(Stored items)
<<<<
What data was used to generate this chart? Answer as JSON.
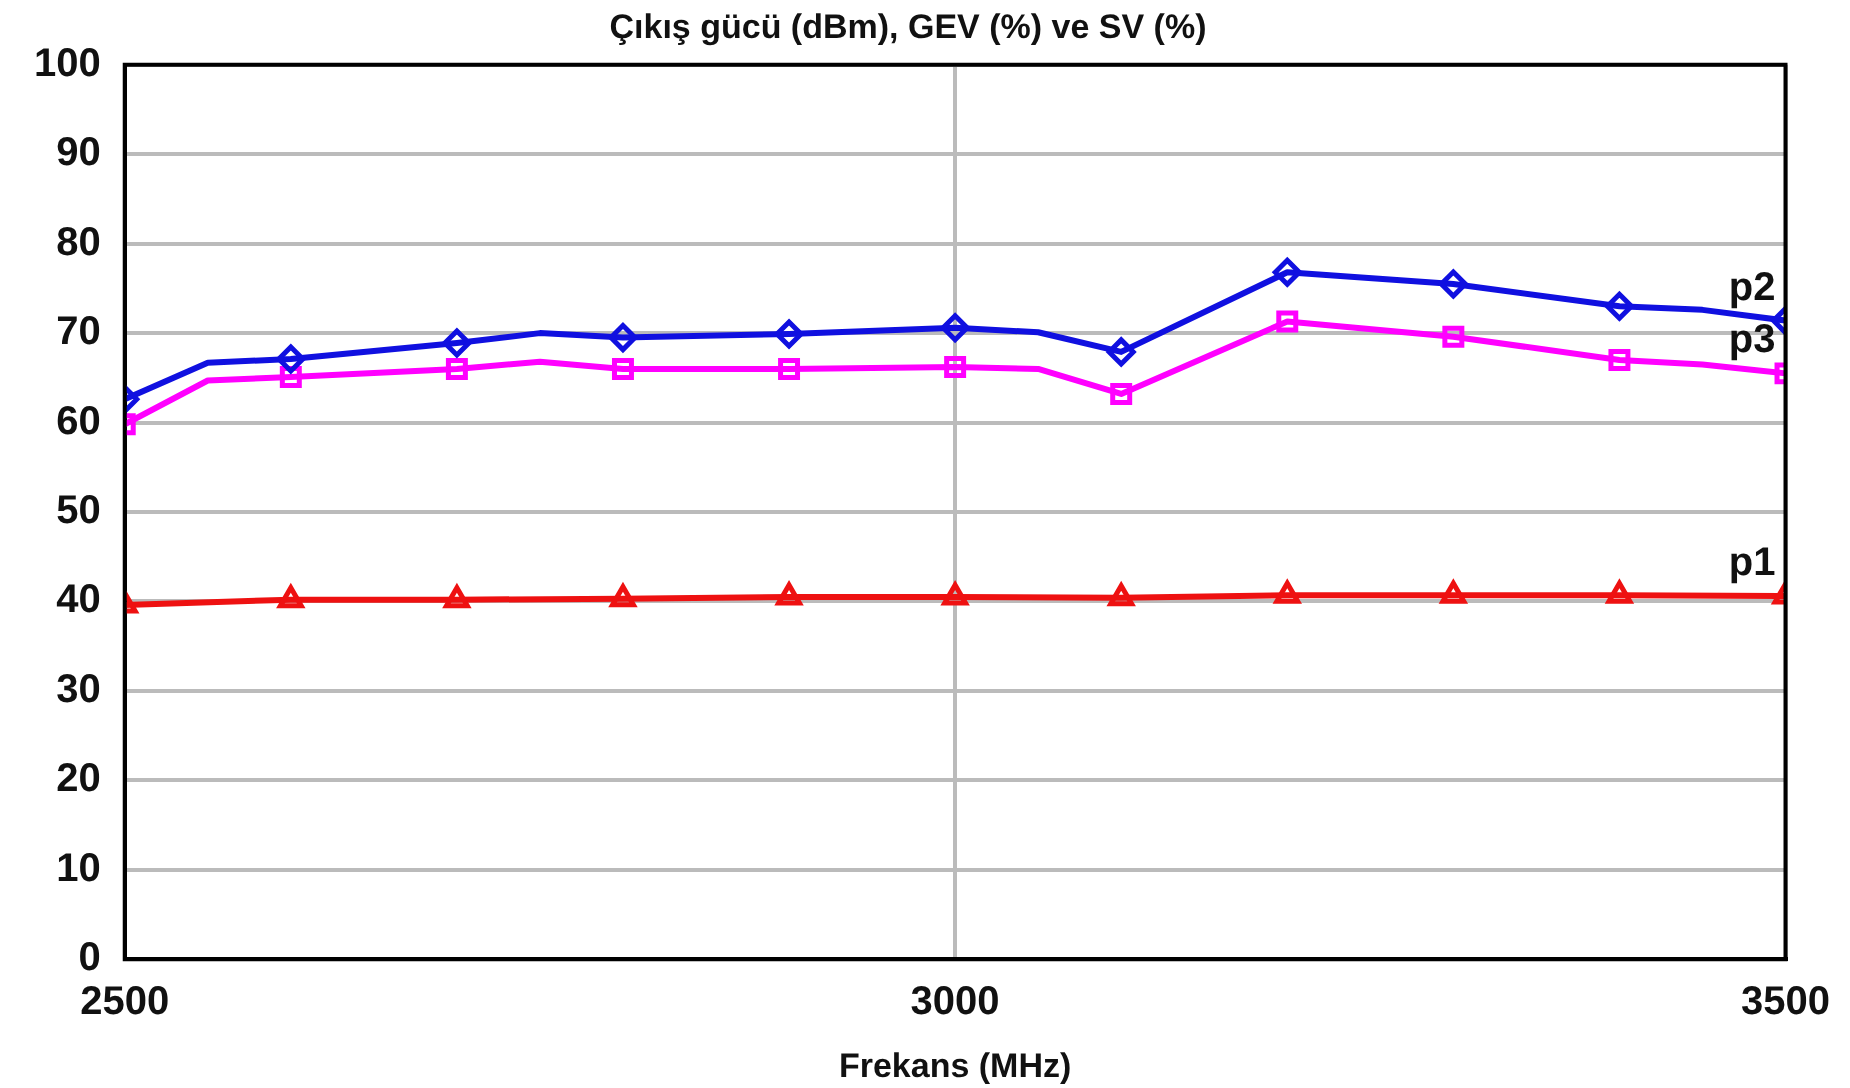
{
  "chart_data": {
    "type": "line",
    "title": "Çıkış gücü (dBm), GEV (%) ve SV (%)",
    "xlabel": "Frekans (MHz)",
    "xlim": [
      2500,
      3500
    ],
    "xticks": [
      2500,
      3000,
      3500
    ],
    "ylim": [
      0,
      100
    ],
    "yticks": [
      0,
      10,
      20,
      30,
      40,
      50,
      60,
      70,
      80,
      90,
      100
    ],
    "grid": true,
    "legend": false,
    "series": [
      {
        "name": "p2",
        "color": "#1010e0",
        "marker": "diamond",
        "x": [
          2500,
          2550,
          2600,
          2700,
          2750,
          2800,
          2900,
          3000,
          3050,
          3100,
          3200,
          3300,
          3400,
          3450,
          3500
        ],
        "values": [
          62.6,
          66.7,
          67.1,
          68.9,
          70.0,
          69.5,
          69.9,
          70.6,
          70.1,
          67.9,
          76.8,
          75.5,
          73.0,
          72.6,
          71.4
        ]
      },
      {
        "name": "p3",
        "color": "#ff00ff",
        "marker": "square",
        "x": [
          2500,
          2550,
          2600,
          2700,
          2750,
          2800,
          2900,
          3000,
          3050,
          3100,
          3200,
          3300,
          3400,
          3450,
          3500
        ],
        "values": [
          59.8,
          64.7,
          65.1,
          66.0,
          66.8,
          66.0,
          66.0,
          66.2,
          66.0,
          63.2,
          71.3,
          69.6,
          67.0,
          66.5,
          65.5
        ]
      },
      {
        "name": "p1",
        "color": "#ee1111",
        "marker": "triangle",
        "x": [
          2500,
          2600,
          2700,
          2800,
          2900,
          3000,
          3100,
          3200,
          3300,
          3400,
          3500
        ],
        "values": [
          39.6,
          40.2,
          40.2,
          40.3,
          40.5,
          40.5,
          40.4,
          40.7,
          40.7,
          40.7,
          40.6
        ]
      }
    ]
  }
}
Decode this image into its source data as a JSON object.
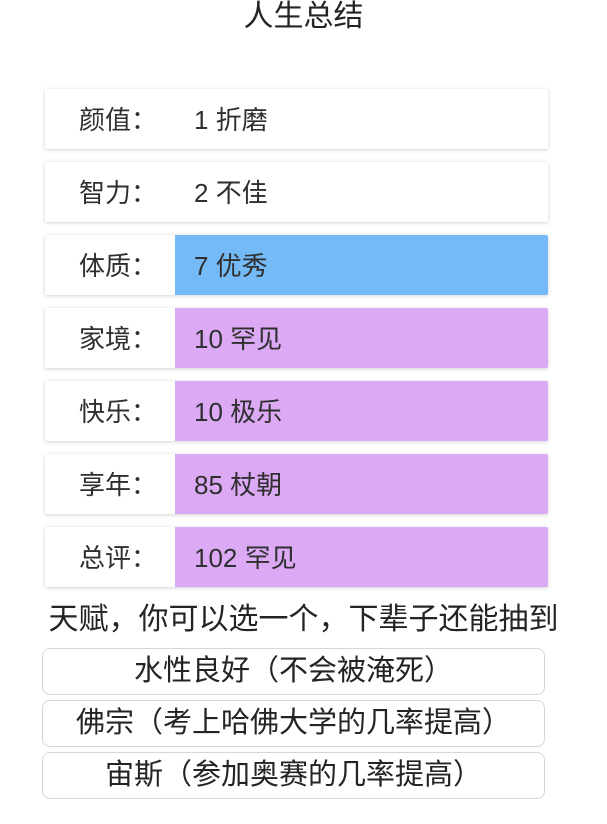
{
  "page": {
    "title": "人生总结",
    "talent_prompt": "天赋，你可以选一个，下辈子还能抽到"
  },
  "colors": {
    "grade_blue": "#74baf6",
    "grade_purple": "#dcaaf5",
    "grade_white": "#ffffff",
    "text": "#2f2f2f"
  },
  "stats": [
    {
      "label": "颜值：",
      "value": "1 折磨",
      "value_bg": "#ffffff"
    },
    {
      "label": "智力：",
      "value": "2 不佳",
      "value_bg": "#ffffff"
    },
    {
      "label": "体质：",
      "value": "7 优秀",
      "value_bg": "#74baf6"
    },
    {
      "label": "家境：",
      "value": "10 罕见",
      "value_bg": "#dcaaf5"
    },
    {
      "label": "快乐：",
      "value": "10 极乐",
      "value_bg": "#dcaaf5"
    },
    {
      "label": "享年：",
      "value": "85 杖朝",
      "value_bg": "#dcaaf5"
    },
    {
      "label": "总评：",
      "value": "102 罕见",
      "value_bg": "#dcaaf5"
    }
  ],
  "talents": [
    {
      "label": "水性良好（不会被淹死）"
    },
    {
      "label": "佛宗（考上哈佛大学的几率提高）"
    },
    {
      "label": "宙斯（参加奥赛的几率提高）"
    }
  ]
}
>>>>
▸ What you should do:
Go through the listing above and write it all out exactly, leaving out any picture.

▸ Finished task:
What data was used to generate this chart? Answer as JSON.
{
  "chart_data": {
    "type": "line",
    "title": "Çıkış gücü (dBm), GEV (%) ve SV (%)",
    "xlabel": "Frekans (MHz)",
    "xlim": [
      2500,
      3500
    ],
    "xticks": [
      2500,
      3000,
      3500
    ],
    "ylim": [
      0,
      100
    ],
    "yticks": [
      0,
      10,
      20,
      30,
      40,
      50,
      60,
      70,
      80,
      90,
      100
    ],
    "grid": true,
    "legend": false,
    "series": [
      {
        "name": "p2",
        "color": "#1010e0",
        "marker": "diamond",
        "x": [
          2500,
          2550,
          2600,
          2700,
          2750,
          2800,
          2900,
          3000,
          3050,
          3100,
          3200,
          3300,
          3400,
          3450,
          3500
        ],
        "values": [
          62.6,
          66.7,
          67.1,
          68.9,
          70.0,
          69.5,
          69.9,
          70.6,
          70.1,
          67.9,
          76.8,
          75.5,
          73.0,
          72.6,
          71.4
        ]
      },
      {
        "name": "p3",
        "color": "#ff00ff",
        "marker": "square",
        "x": [
          2500,
          2550,
          2600,
          2700,
          2750,
          2800,
          2900,
          3000,
          3050,
          3100,
          3200,
          3300,
          3400,
          3450,
          3500
        ],
        "values": [
          59.8,
          64.7,
          65.1,
          66.0,
          66.8,
          66.0,
          66.0,
          66.2,
          66.0,
          63.2,
          71.3,
          69.6,
          67.0,
          66.5,
          65.5
        ]
      },
      {
        "name": "p1",
        "color": "#ee1111",
        "marker": "triangle",
        "x": [
          2500,
          2600,
          2700,
          2800,
          2900,
          3000,
          3100,
          3200,
          3300,
          3400,
          3500
        ],
        "values": [
          39.6,
          40.2,
          40.2,
          40.3,
          40.5,
          40.5,
          40.4,
          40.7,
          40.7,
          40.7,
          40.6
        ]
      }
    ]
  }
}
Decode this image into its source data as a JSON object.
{
  "page": {
    "title": "人生总结",
    "talent_prompt": "天赋，你可以选一个，下辈子还能抽到"
  },
  "colors": {
    "grade_blue": "#74baf6",
    "grade_purple": "#dcaaf5",
    "grade_white": "#ffffff",
    "text": "#2f2f2f"
  },
  "stats": [
    {
      "label": "颜值：",
      "value": "1 折磨",
      "value_bg": "#ffffff"
    },
    {
      "label": "智力：",
      "value": "2 不佳",
      "value_bg": "#ffffff"
    },
    {
      "label": "体质：",
      "value": "7 优秀",
      "value_bg": "#74baf6"
    },
    {
      "label": "家境：",
      "value": "10 罕见",
      "value_bg": "#dcaaf5"
    },
    {
      "label": "快乐：",
      "value": "10 极乐",
      "value_bg": "#dcaaf5"
    },
    {
      "label": "享年：",
      "value": "85 杖朝",
      "value_bg": "#dcaaf5"
    },
    {
      "label": "总评：",
      "value": "102 罕见",
      "value_bg": "#dcaaf5"
    }
  ],
  "talents": [
    {
      "label": "水性良好（不会被淹死）"
    },
    {
      "label": "佛宗（考上哈佛大学的几率提高）"
    },
    {
      "label": "宙斯（参加奥赛的几率提高）"
    }
  ]
}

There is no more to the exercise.